<<<<
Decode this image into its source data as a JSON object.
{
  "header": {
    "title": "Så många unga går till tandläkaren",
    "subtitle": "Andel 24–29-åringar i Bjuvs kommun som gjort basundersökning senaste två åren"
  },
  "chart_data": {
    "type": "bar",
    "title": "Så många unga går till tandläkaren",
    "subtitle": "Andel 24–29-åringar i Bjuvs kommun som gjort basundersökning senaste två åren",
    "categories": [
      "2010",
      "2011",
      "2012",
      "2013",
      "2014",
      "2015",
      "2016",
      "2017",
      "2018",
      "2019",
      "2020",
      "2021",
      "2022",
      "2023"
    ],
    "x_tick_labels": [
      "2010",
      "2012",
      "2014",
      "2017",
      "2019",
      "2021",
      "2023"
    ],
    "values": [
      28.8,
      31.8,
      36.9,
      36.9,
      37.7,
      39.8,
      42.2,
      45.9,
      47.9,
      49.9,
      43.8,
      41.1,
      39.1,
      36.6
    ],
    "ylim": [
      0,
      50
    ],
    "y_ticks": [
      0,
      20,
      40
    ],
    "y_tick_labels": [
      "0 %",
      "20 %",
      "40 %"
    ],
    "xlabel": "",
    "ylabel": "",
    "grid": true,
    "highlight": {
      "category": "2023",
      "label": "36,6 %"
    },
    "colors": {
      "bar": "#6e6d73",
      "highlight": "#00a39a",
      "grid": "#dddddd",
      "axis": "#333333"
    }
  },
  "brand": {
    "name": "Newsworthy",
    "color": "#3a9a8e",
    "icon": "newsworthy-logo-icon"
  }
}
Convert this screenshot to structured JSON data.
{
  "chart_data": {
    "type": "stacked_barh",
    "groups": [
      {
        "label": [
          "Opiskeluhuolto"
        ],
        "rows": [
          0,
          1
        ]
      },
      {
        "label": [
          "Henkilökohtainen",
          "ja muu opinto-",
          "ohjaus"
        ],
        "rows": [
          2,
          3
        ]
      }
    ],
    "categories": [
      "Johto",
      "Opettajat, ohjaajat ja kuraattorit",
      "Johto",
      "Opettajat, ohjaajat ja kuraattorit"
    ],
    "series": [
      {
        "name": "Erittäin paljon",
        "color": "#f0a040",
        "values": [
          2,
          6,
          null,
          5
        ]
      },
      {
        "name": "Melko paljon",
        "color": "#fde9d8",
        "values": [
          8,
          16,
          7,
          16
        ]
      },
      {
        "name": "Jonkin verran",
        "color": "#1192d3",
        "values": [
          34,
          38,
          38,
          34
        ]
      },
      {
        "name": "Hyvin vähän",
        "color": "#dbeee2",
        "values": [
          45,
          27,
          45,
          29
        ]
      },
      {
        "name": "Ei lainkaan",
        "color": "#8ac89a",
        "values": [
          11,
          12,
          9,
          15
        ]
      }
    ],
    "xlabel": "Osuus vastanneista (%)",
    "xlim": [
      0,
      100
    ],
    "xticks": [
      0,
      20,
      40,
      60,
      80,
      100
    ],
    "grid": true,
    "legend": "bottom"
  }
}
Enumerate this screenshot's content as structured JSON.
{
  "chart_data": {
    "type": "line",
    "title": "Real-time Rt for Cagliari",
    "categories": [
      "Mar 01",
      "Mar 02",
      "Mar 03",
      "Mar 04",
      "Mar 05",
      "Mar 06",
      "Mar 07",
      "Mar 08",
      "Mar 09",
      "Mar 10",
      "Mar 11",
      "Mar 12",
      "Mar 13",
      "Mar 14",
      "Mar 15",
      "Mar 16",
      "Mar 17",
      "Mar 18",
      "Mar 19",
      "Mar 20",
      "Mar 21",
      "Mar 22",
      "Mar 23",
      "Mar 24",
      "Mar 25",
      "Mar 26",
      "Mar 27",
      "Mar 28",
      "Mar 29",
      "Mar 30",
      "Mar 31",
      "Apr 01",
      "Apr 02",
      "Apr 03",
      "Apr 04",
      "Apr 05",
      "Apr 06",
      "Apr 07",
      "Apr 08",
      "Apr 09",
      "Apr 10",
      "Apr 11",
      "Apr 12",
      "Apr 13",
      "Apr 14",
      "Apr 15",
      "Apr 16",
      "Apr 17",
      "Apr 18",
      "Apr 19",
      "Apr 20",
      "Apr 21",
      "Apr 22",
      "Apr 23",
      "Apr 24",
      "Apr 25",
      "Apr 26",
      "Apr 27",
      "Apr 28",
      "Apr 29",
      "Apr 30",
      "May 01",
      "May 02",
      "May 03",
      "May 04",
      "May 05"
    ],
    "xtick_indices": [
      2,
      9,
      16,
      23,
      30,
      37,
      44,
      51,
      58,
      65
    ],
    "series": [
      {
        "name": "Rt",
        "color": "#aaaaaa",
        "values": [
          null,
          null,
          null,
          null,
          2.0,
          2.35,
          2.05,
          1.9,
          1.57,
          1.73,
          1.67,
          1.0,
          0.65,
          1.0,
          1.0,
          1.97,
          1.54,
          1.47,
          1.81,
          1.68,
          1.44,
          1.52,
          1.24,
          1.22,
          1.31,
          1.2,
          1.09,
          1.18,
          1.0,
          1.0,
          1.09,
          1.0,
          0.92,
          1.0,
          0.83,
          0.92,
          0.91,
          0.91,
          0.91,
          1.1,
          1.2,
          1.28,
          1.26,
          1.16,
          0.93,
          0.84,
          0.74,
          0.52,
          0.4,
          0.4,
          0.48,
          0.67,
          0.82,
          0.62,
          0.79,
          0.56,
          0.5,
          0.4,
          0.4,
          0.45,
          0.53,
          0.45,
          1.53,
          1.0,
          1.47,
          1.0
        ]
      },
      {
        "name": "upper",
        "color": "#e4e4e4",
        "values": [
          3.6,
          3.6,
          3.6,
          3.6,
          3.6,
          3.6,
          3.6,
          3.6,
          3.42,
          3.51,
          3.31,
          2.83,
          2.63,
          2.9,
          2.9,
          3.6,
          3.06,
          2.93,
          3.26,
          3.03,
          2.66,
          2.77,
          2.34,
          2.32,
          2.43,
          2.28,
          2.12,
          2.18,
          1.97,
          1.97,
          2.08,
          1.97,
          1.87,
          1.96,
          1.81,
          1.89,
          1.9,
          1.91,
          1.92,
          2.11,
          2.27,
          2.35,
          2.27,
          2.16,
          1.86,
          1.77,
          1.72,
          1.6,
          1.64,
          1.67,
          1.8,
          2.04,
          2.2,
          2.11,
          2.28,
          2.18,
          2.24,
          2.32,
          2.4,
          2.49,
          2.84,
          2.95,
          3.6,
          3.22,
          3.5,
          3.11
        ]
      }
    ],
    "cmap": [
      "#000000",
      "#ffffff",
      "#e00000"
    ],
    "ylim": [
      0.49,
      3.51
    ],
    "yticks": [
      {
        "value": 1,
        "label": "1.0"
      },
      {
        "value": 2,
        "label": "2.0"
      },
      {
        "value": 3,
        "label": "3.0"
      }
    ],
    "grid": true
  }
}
>>>>
Work instructions: Identify the lines of the data that contain the word "JSON". Copy each of them.

Task answer:
Decode this image into its source data as a JSON object.
Convert this screenshot to structured JSON data.
Enumerate this screenshot's content as structured JSON.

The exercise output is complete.